WRITTEN EXERCISE: Copy all of the material word for word, except for the pictures.

Dataset records on visual material:
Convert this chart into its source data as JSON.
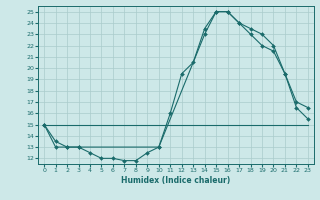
{
  "xlabel": "Humidex (Indice chaleur)",
  "bg_color": "#cde8e8",
  "grid_color": "#aacccc",
  "line_color": "#1a6b6b",
  "xlim": [
    -0.5,
    23.5
  ],
  "ylim": [
    11.5,
    25.5
  ],
  "xticks": [
    0,
    1,
    2,
    3,
    4,
    5,
    6,
    7,
    8,
    9,
    10,
    11,
    12,
    13,
    14,
    15,
    16,
    17,
    18,
    19,
    20,
    21,
    22,
    23
  ],
  "yticks": [
    12,
    13,
    14,
    15,
    16,
    17,
    18,
    19,
    20,
    21,
    22,
    23,
    24,
    25
  ],
  "line1_x": [
    0,
    1,
    2,
    3,
    4,
    5,
    6,
    7,
    8,
    9,
    10,
    11,
    12,
    13,
    14,
    15,
    16,
    17,
    18,
    19,
    20,
    21,
    22,
    23
  ],
  "line1_y": [
    15,
    13,
    13,
    13,
    12.5,
    12,
    12,
    11.8,
    11.8,
    12.5,
    13,
    16,
    19.5,
    20.5,
    23.5,
    25,
    25,
    24,
    23,
    22,
    21.5,
    19.5,
    16.5,
    15.5
  ],
  "line2_x": [
    0,
    23
  ],
  "line2_y": [
    15,
    15
  ],
  "line3_x": [
    0,
    1,
    2,
    3,
    10,
    14,
    15,
    16,
    17,
    18,
    19,
    20,
    21,
    22,
    23
  ],
  "line3_y": [
    15,
    13.5,
    13,
    13,
    13,
    23,
    25,
    25,
    24,
    23.5,
    23,
    22,
    19.5,
    17,
    16.5
  ]
}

ANSWER TO THE EXERCISE:
Convert this chart into its source data as JSON.
{
  "xlabel": "Humidex (Indice chaleur)",
  "bg_color": "#cde8e8",
  "grid_color": "#aacccc",
  "line_color": "#1a6b6b",
  "xlim": [
    -0.5,
    23.5
  ],
  "ylim": [
    11.5,
    25.5
  ],
  "xticks": [
    0,
    1,
    2,
    3,
    4,
    5,
    6,
    7,
    8,
    9,
    10,
    11,
    12,
    13,
    14,
    15,
    16,
    17,
    18,
    19,
    20,
    21,
    22,
    23
  ],
  "yticks": [
    12,
    13,
    14,
    15,
    16,
    17,
    18,
    19,
    20,
    21,
    22,
    23,
    24,
    25
  ],
  "line1_x": [
    0,
    1,
    2,
    3,
    4,
    5,
    6,
    7,
    8,
    9,
    10,
    11,
    12,
    13,
    14,
    15,
    16,
    17,
    18,
    19,
    20,
    21,
    22,
    23
  ],
  "line1_y": [
    15,
    13,
    13,
    13,
    12.5,
    12,
    12,
    11.8,
    11.8,
    12.5,
    13,
    16,
    19.5,
    20.5,
    23.5,
    25,
    25,
    24,
    23,
    22,
    21.5,
    19.5,
    16.5,
    15.5
  ],
  "line2_x": [
    0,
    23
  ],
  "line2_y": [
    15,
    15
  ],
  "line3_x": [
    0,
    1,
    2,
    3,
    10,
    14,
    15,
    16,
    17,
    18,
    19,
    20,
    21,
    22,
    23
  ],
  "line3_y": [
    15,
    13.5,
    13,
    13,
    13,
    23,
    25,
    25,
    24,
    23.5,
    23,
    22,
    19.5,
    17,
    16.5
  ]
}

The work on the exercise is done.